══ Entries

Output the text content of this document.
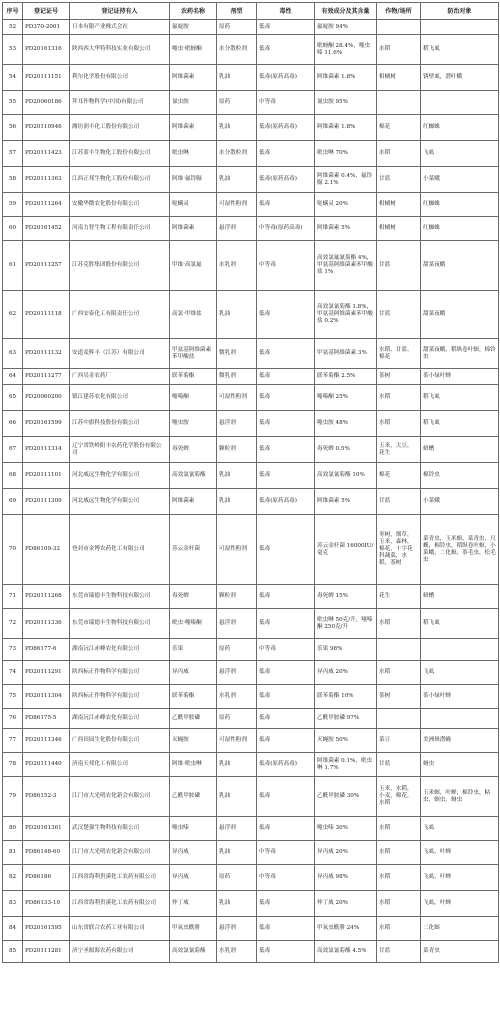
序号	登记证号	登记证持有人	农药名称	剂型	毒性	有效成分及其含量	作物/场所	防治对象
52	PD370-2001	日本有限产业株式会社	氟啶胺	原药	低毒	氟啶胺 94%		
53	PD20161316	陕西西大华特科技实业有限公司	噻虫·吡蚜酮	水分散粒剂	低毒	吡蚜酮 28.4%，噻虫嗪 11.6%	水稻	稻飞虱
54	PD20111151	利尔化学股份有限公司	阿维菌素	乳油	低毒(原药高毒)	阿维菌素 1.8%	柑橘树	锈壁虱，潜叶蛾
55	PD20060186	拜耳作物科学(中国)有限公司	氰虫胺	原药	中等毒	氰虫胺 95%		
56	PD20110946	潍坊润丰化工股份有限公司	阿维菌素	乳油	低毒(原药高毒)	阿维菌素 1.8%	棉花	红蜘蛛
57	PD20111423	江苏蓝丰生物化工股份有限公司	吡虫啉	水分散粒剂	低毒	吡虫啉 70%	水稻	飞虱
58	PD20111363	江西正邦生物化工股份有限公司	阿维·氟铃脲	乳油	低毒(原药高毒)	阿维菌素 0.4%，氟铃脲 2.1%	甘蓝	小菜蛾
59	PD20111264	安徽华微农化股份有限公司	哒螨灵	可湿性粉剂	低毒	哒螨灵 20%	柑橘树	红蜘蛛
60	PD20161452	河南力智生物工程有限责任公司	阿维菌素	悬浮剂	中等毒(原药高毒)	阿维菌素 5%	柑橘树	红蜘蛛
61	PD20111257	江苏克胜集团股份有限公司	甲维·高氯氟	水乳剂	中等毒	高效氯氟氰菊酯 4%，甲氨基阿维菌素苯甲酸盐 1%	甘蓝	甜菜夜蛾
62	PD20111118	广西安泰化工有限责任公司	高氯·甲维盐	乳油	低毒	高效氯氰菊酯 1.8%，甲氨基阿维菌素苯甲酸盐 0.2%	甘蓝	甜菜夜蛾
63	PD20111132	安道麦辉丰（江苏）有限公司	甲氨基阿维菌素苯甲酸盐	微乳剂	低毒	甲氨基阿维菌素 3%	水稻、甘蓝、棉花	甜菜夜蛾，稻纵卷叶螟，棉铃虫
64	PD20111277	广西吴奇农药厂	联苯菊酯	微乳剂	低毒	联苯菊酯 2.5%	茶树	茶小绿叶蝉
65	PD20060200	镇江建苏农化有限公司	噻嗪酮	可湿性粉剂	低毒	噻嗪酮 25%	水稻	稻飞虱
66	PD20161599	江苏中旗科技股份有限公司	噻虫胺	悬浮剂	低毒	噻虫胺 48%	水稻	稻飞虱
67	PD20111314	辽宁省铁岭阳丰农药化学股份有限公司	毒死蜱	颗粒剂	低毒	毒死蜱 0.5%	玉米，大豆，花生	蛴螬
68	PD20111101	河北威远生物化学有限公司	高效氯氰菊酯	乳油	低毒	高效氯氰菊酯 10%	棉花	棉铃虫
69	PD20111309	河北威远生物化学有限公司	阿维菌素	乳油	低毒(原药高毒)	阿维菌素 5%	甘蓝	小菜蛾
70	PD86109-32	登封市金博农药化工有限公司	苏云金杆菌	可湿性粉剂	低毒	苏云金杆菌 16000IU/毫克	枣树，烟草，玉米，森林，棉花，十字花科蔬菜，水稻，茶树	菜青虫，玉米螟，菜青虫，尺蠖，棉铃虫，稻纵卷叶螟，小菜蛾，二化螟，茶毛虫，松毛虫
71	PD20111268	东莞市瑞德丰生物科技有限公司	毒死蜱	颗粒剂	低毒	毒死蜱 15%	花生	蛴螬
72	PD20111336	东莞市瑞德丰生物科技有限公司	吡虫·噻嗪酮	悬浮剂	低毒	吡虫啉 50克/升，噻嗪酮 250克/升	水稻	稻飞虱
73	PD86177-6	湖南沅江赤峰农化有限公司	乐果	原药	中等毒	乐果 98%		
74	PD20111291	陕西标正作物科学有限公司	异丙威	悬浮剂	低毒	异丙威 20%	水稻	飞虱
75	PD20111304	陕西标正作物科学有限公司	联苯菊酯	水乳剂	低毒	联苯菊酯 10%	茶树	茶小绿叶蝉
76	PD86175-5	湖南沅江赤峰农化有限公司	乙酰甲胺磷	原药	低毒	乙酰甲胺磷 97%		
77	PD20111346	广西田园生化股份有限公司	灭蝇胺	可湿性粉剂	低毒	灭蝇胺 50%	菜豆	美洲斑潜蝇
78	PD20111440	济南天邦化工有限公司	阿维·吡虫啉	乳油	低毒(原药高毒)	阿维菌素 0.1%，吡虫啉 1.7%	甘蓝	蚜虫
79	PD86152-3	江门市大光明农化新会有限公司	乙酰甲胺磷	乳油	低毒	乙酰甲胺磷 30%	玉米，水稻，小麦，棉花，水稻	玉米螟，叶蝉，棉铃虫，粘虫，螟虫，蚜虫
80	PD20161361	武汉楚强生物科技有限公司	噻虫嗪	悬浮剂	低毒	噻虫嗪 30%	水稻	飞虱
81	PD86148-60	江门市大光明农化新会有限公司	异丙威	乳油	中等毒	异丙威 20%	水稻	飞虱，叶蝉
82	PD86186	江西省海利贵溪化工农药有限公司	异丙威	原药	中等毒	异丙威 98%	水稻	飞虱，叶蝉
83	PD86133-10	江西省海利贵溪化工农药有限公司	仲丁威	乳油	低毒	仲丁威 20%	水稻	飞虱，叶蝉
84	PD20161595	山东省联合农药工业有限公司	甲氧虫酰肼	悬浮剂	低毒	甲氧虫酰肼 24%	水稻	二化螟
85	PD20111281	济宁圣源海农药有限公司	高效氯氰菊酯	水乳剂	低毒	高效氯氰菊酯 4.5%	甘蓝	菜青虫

════

Exercise instructions: Every entry should be returned exactly as written, minus the pictures.

Task result:
Output the text content of this document.
序号	登记证号	登记证持有人	农药名称	剂型	毒性	有效成分及其含量	作物/场所	防治对象
52	PD370-2001	日本有限产业株式会社	氟啶胺	原药	低毒	氟啶胺 94%		
53	PD20161316	陕西西大华特科技实业有限公司	噻虫·吡蚜酮	水分散粒剂	低毒	吡蚜酮 28.4%，噻虫嗪 11.6%	水稻	稻飞虱
54	PD20111151	利尔化学股份有限公司	阿维菌素	乳油	低毒(原药高毒)	阿维菌素 1.8%	柑橘树	锈壁虱，潜叶蛾
55	PD20060186	拜耳作物科学(中国)有限公司	氰虫胺	原药	中等毒	氰虫胺 95%		
56	PD20110946	潍坊润丰化工股份有限公司	阿维菌素	乳油	低毒(原药高毒)	阿维菌素 1.8%	棉花	红蜘蛛
57	PD20111423	江苏蓝丰生物化工股份有限公司	吡虫啉	水分散粒剂	低毒	吡虫啉 70%	水稻	飞虱
58	PD20111363	江西正邦生物化工股份有限公司	阿维·氟铃脲	乳油	低毒(原药高毒)	阿维菌素 0.4%，氟铃脲 2.1%	甘蓝	小菜蛾
59	PD20111264	安徽华微农化股份有限公司	哒螨灵	可湿性粉剂	低毒	哒螨灵 20%	柑橘树	红蜘蛛
60	PD20161452	河南力智生物工程有限责任公司	阿维菌素	悬浮剂	中等毒(原药高毒)	阿维菌素 5%	柑橘树	红蜘蛛
61	PD20111257	江苏克胜集团股份有限公司	甲维·高氯氟	水乳剂	中等毒	高效氯氟氰菊酯 4%，甲氨基阿维菌素苯甲酸盐 1%	甘蓝	甜菜夜蛾
62	PD20111118	广西安泰化工有限责任公司	高氯·甲维盐	乳油	低毒	高效氯氰菊酯 1.8%，甲氨基阿维菌素苯甲酸盐 0.2%	甘蓝	甜菜夜蛾
63	PD20111132	安道麦辉丰（江苏）有限公司	甲氨基阿维菌素苯甲酸盐	微乳剂	低毒	甲氨基阿维菌素 3%	水稻、甘蓝、棉花	甜菜夜蛾，稻纵卷叶螟，棉铃虫
64	PD20111277	广西吴奇农药厂	联苯菊酯	微乳剂	低毒	联苯菊酯 2.5%	茶树	茶小绿叶蝉
65	PD20060200	镇江建苏农化有限公司	噻嗪酮	可湿性粉剂	低毒	噻嗪酮 25%	水稻	稻飞虱
66	PD20161599	江苏中旗科技股份有限公司	噻虫胺	悬浮剂	低毒	噻虫胺 48%	水稻	稻飞虱
67	PD20111314	辽宁省铁岭阳丰农药化学股份有限公司	毒死蜱	颗粒剂	低毒	毒死蜱 0.5%	玉米，大豆，花生	蛴螬
68	PD20111101	河北威远生物化学有限公司	高效氯氰菊酯	乳油	低毒	高效氯氰菊酯 10%	棉花	棉铃虫
69	PD20111309	河北威远生物化学有限公司	阿维菌素	乳油	低毒(原药高毒)	阿维菌素 5%	甘蓝	小菜蛾
70	PD86109-32	登封市金博农药化工有限公司	苏云金杆菌	可湿性粉剂	低毒	苏云金杆菌 16000IU/毫克	枣树，烟草，玉米，森林，棉花，十字花科蔬菜，水稻，茶树	菜青虫，玉米螟，菜青虫，尺蠖，棉铃虫，稻纵卷叶螟，小菜蛾，二化螟，茶毛虫，松毛虫
71	PD20111268	东莞市瑞德丰生物科技有限公司	毒死蜱	颗粒剂	低毒	毒死蜱 15%	花生	蛴螬
72	PD20111336	东莞市瑞德丰生物科技有限公司	吡虫·噻嗪酮	悬浮剂	低毒	吡虫啉 50克/升，噻嗪酮 250克/升	水稻	稻飞虱
73	PD86177-6	湖南沅江赤峰农化有限公司	乐果	原药	中等毒	乐果 98%		
74	PD20111291	陕西标正作物科学有限公司	异丙威	悬浮剂	低毒	异丙威 20%	水稻	飞虱
75	PD20111304	陕西标正作物科学有限公司	联苯菊酯	水乳剂	低毒	联苯菊酯 10%	茶树	茶小绿叶蝉
76	PD86175-5	湖南沅江赤峰农化有限公司	乙酰甲胺磷	原药	低毒	乙酰甲胺磷 97%		
77	PD20111346	广西田园生化股份有限公司	灭蝇胺	可湿性粉剂	低毒	灭蝇胺 50%	菜豆	美洲斑潜蝇
78	PD20111440	济南天邦化工有限公司	阿维·吡虫啉	乳油	低毒(原药高毒)	阿维菌素 0.1%，吡虫啉 1.7%	甘蓝	蚜虫
79	PD86152-3	江门市大光明农化新会有限公司	乙酰甲胺磷	乳油	低毒	乙酰甲胺磷 30%	玉米，水稻，小麦，棉花，水稻	玉米螟，叶蝉，棉铃虫，粘虫，螟虫，蚜虫
80	PD20161361	武汉楚强生物科技有限公司	噻虫嗪	悬浮剂	低毒	噻虫嗪 30%	水稻	飞虱
81	PD86148-60	江门市大光明农化新会有限公司	异丙威	乳油	中等毒	异丙威 20%	水稻	飞虱，叶蝉
82	PD86186	江西省海利贵溪化工农药有限公司	异丙威	原药	中等毒	异丙威 98%	水稻	飞虱，叶蝉
83	PD86133-10	江西省海利贵溪化工农药有限公司	仲丁威	乳油	低毒	仲丁威 20%	水稻	飞虱，叶蝉
84	PD20161595	山东省联合农药工业有限公司	甲氧虫酰肼	悬浮剂	低毒	甲氧虫酰肼 24%	水稻	二化螟
85	PD20111281	济宁圣源海农药有限公司	高效氯氰菊酯	水乳剂	低毒	高效氯氰菊酯 4.5%	甘蓝	菜青虫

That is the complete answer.